Problem details: Write out each line word for word. Drop pictures.

Supplied data:
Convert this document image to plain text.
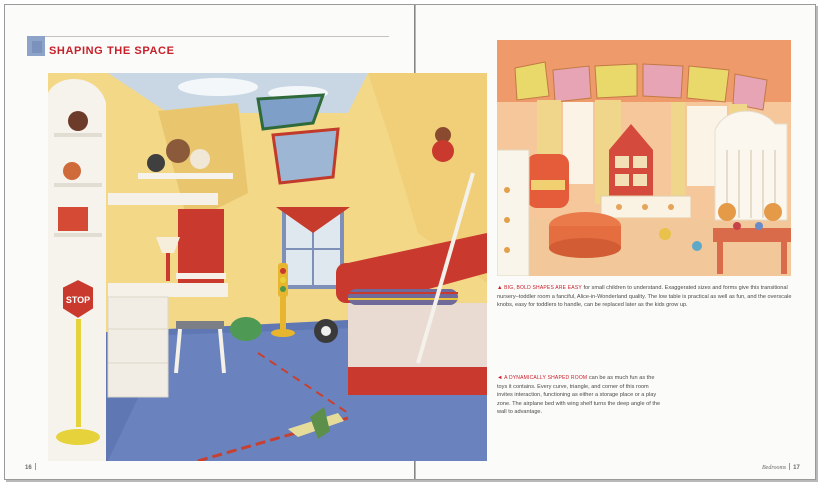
SHAPING THE SPACE
STOP
▲ BIG, BOLD SHAPES ARE EASY for small children to understand. Exaggerated sizes and forms give this transitional nursery–toddler room a fanciful, Alice-in-Wonderland quality. The low table is practical as well as fun, and the overscale knobs, easy for toddlers to handle, can be replaced later as the kids grow up.
◄ A DYNAMICALLY SHAPED ROOM can be as much fun as the toys it contains. Every curve, triangle, and corner of this room invites interaction, functioning as either a storage place or a play zone. The airplane bed with wing shelf turns the deep angle of the wall to advantage.
16	Bedrooms 17
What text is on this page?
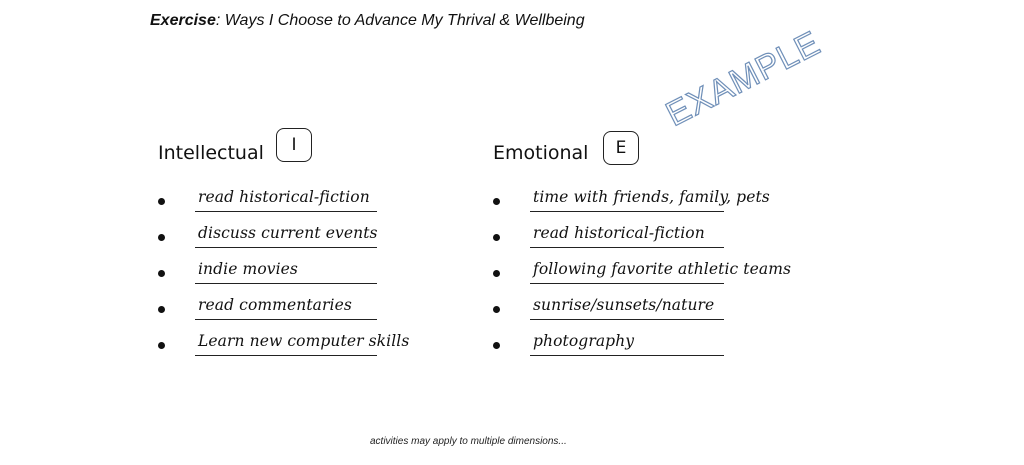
Exercise: Ways I Choose to Advance My Thrival & Wellbeing
Intellectual	I
read historical-fiction
discuss current events
indie movies
read commentaries
Learn new computer skills
Emotional	E
time with friends, family, pets
read historical-fiction
following favorite athletic teams
sunrise/sunsets/nature
photography
EXAMPLE
activities may apply to multiple dimensions...
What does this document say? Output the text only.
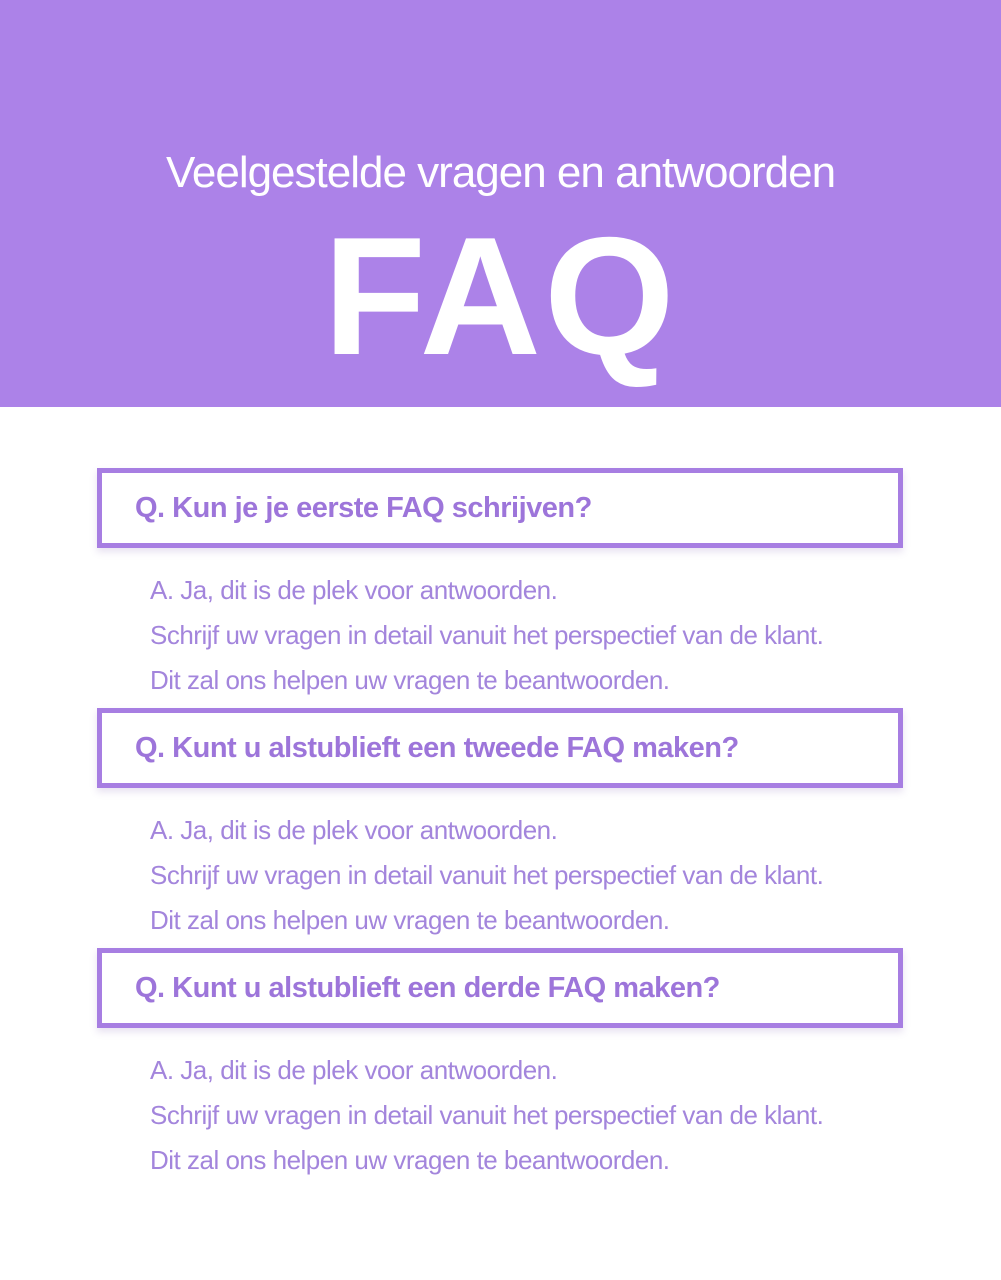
Veelgestelde vragen en antwoorden
FAQ
Q. Kun je je eerste FAQ schrijven?
A. Ja, dit is de plek voor antwoorden.
Schrijf uw vragen in detail vanuit het perspectief van de klant.
Dit zal ons helpen uw vragen te beantwoorden.
Q. Kunt u alstublieft een tweede FAQ maken?
A. Ja, dit is de plek voor antwoorden.
Schrijf uw vragen in detail vanuit het perspectief van de klant.
Dit zal ons helpen uw vragen te beantwoorden.
Q. Kunt u alstublieft een derde FAQ maken?
A. Ja, dit is de plek voor antwoorden.
Schrijf uw vragen in detail vanuit het perspectief van de klant.
Dit zal ons helpen uw vragen te beantwoorden.
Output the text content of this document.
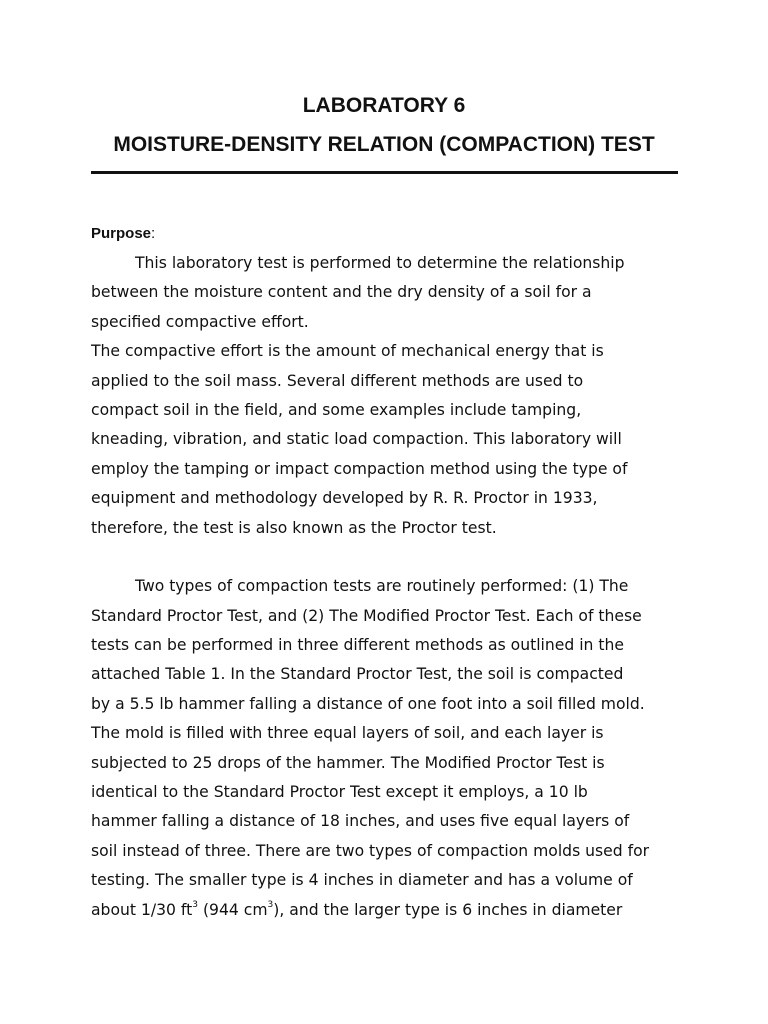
LABORATORY 6
MOISTURE-DENSITY RELATION (COMPACTION) TEST
Purpose:
This laboratory test is performed to determine the relationship
between the moisture content and the dry density of a soil for a
specified compactive effort.
The compactive effort is the amount of mechanical energy that is
applied to the soil mass. Several different methods are used to
compact soil in the field, and some examples include tamping,
kneading, vibration, and static load compaction. This laboratory will
employ the tamping or impact compaction method using the type of
equipment and methodology developed by R. R. Proctor in 1933,
therefore, the test is also known as the Proctor test.
Two types of compaction tests are routinely performed: (1) The
Standard Proctor Test, and (2) The Modified Proctor Test. Each of these
tests can be performed in three different methods as outlined in the
attached Table 1. In the Standard Proctor Test, the soil is compacted
by a 5.5 lb hammer falling a distance of one foot into a soil filled mold.
The mold is filled with three equal layers of soil, and each layer is
subjected to 25 drops of the hammer. The Modified Proctor Test is
identical to the Standard Proctor Test except it employs, a 10 lb
hammer falling a distance of 18 inches, and uses five equal layers of
soil instead of three. There are two types of compaction molds used for
testing. The smaller type is 4 inches in diameter and has a volume of
about 1/30 $ft^3$ (944 $cm^3$), and the larger type is 6 inches in diameter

Completed exercise:
Convert this document image to plain text.
SHAPING THE SPACE
STOP
▲ BIG, BOLD SHAPES ARE EASY for small children to understand. Exaggerated sizes and forms give this transitional nursery–toddler room a fanciful, Alice-in-Wonderland quality. The low table is practical as well as fun, and the overscale knobs, easy for toddlers to handle, can be replaced later as the kids grow up.
◄ A DYNAMICALLY SHAPED ROOM can be as much fun as the toys it contains. Every curve, triangle, and corner of this room invites interaction, functioning as either a storage place or a play zone. The airplane bed with wing shelf turns the deep angle of the wall to advantage.
16	Bedrooms 17
What text is on this page?
Exercise: Ways I Choose to Advance My Thrival & Wellbeing
Intellectual	I
read historical-fiction
discuss current events
indie movies
read commentaries
Learn new computer skills
Emotional	E
time with friends, family, pets
read historical-fiction
following favorite athletic teams
sunrise/sunsets/nature
photography
EXAMPLE
activities may apply to multiple dimensions...
What does this document say? Output the text only.
Veelgestelde vragen en antwoorden
FAQ
Q. Kun je je eerste FAQ schrijven?
A. Ja, dit is de plek voor antwoorden.
Schrijf uw vragen in detail vanuit het perspectief van de klant.
Dit zal ons helpen uw vragen te beantwoorden.
Q. Kunt u alstublieft een tweede FAQ maken?
A. Ja, dit is de plek voor antwoorden.
Schrijf uw vragen in detail vanuit het perspectief van de klant.
Dit zal ons helpen uw vragen te beantwoorden.
Q. Kunt u alstublieft een derde FAQ maken?
A. Ja, dit is de plek voor antwoorden.
Schrijf uw vragen in detail vanuit het perspectief van de klant.
Dit zal ons helpen uw vragen te beantwoorden.
Output the text content of this document.
LABORATORY 6
MOISTURE-DENSITY RELATION (COMPACTION) TEST
Purpose:
This laboratory test is performed to determine the relationship
between the moisture content and the dry density of a soil for a
specified compactive effort.
The compactive effort is the amount of mechanical energy that is
applied to the soil mass. Several different methods are used to
compact soil in the field, and some examples include tamping,
kneading, vibration, and static load compaction. This laboratory will
employ the tamping or impact compaction method using the type of
equipment and methodology developed by R. R. Proctor in 1933,
therefore, the test is also known as the Proctor test.
Two types of compaction tests are routinely performed: (1) The
Standard Proctor Test, and (2) The Modified Proctor Test. Each of these
tests can be performed in three different methods as outlined in the
attached Table 1. In the Standard Proctor Test, the soil is compacted
by a 5.5 lb hammer falling a distance of one foot into a soil filled mold.
The mold is filled with three equal layers of soil, and each layer is
subjected to 25 drops of the hammer. The Modified Proctor Test is
identical to the Standard Proctor Test except it employs, a 10 lb
hammer falling a distance of 18 inches, and uses five equal layers of
soil instead of three. There are two types of compaction molds used for
testing. The smaller type is 4 inches in diameter and has a volume of
about 1/30 $ft^3$ (944 $cm^3$), and the larger type is 6 inches in diameter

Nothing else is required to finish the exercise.